▶ **Instructions to follow**:
Quote the rows exactly, from the first one through the one that contains "side-index <box>118 365 128 423</box>".

----- Input records

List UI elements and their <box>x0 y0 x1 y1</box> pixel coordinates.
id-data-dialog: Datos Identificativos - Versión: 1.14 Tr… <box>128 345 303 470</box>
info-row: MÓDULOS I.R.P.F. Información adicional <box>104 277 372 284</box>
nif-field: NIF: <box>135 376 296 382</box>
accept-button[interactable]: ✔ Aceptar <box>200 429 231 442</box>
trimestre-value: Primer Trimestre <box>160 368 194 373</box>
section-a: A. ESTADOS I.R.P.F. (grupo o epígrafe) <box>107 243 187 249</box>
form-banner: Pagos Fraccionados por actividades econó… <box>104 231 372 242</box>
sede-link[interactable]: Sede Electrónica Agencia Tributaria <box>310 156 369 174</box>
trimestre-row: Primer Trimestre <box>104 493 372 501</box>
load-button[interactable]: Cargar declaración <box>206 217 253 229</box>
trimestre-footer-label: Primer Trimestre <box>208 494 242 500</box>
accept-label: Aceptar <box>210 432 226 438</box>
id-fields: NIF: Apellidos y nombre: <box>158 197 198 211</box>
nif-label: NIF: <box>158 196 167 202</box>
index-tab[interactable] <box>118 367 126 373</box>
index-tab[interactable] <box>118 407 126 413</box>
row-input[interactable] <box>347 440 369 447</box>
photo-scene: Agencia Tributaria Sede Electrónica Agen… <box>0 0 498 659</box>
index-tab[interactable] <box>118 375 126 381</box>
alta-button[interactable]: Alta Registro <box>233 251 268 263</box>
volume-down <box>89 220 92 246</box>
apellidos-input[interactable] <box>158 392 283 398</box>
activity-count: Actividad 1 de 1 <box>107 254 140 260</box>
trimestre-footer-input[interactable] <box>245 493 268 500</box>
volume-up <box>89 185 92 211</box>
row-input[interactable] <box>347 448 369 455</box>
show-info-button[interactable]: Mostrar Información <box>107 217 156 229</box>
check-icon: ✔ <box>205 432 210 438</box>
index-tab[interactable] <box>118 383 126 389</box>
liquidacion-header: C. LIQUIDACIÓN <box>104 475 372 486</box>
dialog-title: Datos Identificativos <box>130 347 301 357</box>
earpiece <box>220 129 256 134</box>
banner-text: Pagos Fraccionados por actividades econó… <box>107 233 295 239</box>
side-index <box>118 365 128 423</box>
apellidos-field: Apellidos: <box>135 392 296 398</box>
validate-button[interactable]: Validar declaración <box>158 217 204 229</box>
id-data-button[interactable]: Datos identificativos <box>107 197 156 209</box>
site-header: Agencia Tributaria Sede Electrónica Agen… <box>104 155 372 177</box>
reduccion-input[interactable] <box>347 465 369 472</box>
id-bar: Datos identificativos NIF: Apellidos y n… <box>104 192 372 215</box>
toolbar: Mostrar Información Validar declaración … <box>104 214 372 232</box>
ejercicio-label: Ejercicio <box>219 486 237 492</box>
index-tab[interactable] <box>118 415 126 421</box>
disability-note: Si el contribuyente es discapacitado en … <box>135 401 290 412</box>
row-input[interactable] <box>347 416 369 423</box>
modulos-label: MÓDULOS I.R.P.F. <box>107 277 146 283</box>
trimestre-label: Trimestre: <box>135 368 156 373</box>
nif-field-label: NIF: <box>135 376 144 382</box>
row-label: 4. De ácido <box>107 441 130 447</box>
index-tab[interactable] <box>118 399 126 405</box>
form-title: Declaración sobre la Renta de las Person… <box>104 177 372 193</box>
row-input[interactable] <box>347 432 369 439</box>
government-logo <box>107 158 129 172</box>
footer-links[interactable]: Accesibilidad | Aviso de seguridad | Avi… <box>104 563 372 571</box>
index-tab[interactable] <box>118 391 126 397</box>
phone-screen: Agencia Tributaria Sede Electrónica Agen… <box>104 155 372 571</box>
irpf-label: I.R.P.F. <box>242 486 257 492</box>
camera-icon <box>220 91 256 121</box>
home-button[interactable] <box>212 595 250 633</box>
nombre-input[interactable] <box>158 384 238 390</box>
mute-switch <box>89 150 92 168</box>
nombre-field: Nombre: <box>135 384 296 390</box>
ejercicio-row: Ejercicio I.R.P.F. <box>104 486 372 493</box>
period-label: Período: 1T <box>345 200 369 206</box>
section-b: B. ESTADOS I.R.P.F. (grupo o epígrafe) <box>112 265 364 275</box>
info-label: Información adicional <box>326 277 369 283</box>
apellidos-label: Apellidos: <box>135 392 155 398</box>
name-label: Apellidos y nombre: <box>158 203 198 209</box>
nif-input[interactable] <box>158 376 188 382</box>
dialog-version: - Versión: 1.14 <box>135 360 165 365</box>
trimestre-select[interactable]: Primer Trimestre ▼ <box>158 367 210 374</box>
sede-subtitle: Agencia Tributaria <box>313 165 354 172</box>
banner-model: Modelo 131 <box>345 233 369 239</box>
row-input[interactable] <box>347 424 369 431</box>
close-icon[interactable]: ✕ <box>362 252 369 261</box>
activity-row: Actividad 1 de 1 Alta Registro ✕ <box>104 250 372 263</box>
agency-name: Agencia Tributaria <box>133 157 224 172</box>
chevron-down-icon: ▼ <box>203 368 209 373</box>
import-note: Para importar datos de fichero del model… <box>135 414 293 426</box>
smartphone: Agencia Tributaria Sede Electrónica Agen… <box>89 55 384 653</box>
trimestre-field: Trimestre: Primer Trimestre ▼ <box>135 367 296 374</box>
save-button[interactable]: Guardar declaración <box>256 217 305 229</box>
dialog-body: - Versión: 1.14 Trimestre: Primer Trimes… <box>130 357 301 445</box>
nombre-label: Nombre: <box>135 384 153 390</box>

----------

▶ **Response to the task**:
List UI elements and their <box>x0 y0 x1 y1</box> pixel coordinates.
id-data-dialog: Datos Identificativos - Versión: 1.14 Tr… <box>128 345 303 470</box>
info-row: MÓDULOS I.R.P.F. Información adicional <box>104 277 372 284</box>
nif-field: NIF: <box>135 376 296 382</box>
accept-button[interactable]: ✔ Aceptar <box>200 429 231 442</box>
trimestre-value: Primer Trimestre <box>160 368 194 373</box>
section-a: A. ESTADOS I.R.P.F. (grupo o epígrafe) <box>107 243 187 249</box>
form-banner: Pagos Fraccionados por actividades econó… <box>104 231 372 242</box>
sede-link[interactable]: Sede Electrónica Agencia Tributaria <box>310 156 369 174</box>
trimestre-row: Primer Trimestre <box>104 493 372 501</box>
load-button[interactable]: Cargar declaración <box>206 217 253 229</box>
trimestre-footer-label: Primer Trimestre <box>208 494 242 500</box>
accept-label: Aceptar <box>210 432 226 438</box>
id-fields: NIF: Apellidos y nombre: <box>158 197 198 211</box>
nif-label: NIF: <box>158 196 167 202</box>
index-tab[interactable] <box>118 367 126 373</box>
index-tab[interactable] <box>118 407 126 413</box>
row-input[interactable] <box>347 440 369 447</box>
photo-scene: Agencia Tributaria Sede Electrónica Agen… <box>0 0 498 659</box>
index-tab[interactable] <box>118 375 126 381</box>
alta-button[interactable]: Alta Registro <box>233 251 268 263</box>
volume-down <box>89 220 92 246</box>
apellidos-input[interactable] <box>158 392 283 398</box>
activity-count: Actividad 1 de 1 <box>107 254 140 260</box>
trimestre-footer-input[interactable] <box>245 493 268 500</box>
volume-up <box>89 185 92 211</box>
row-input[interactable] <box>347 448 369 455</box>
show-info-button[interactable]: Mostrar Información <box>107 217 156 229</box>
check-icon: ✔ <box>205 432 210 438</box>
index-tab[interactable] <box>118 383 126 389</box>
liquidacion-header: C. LIQUIDACIÓN <box>104 475 372 486</box>
dialog-title: Datos Identificativos <box>130 347 301 357</box>
earpiece <box>220 129 256 134</box>
banner-text: Pagos Fraccionados por actividades econó… <box>107 233 295 239</box>
side-index <box>118 365 128 423</box>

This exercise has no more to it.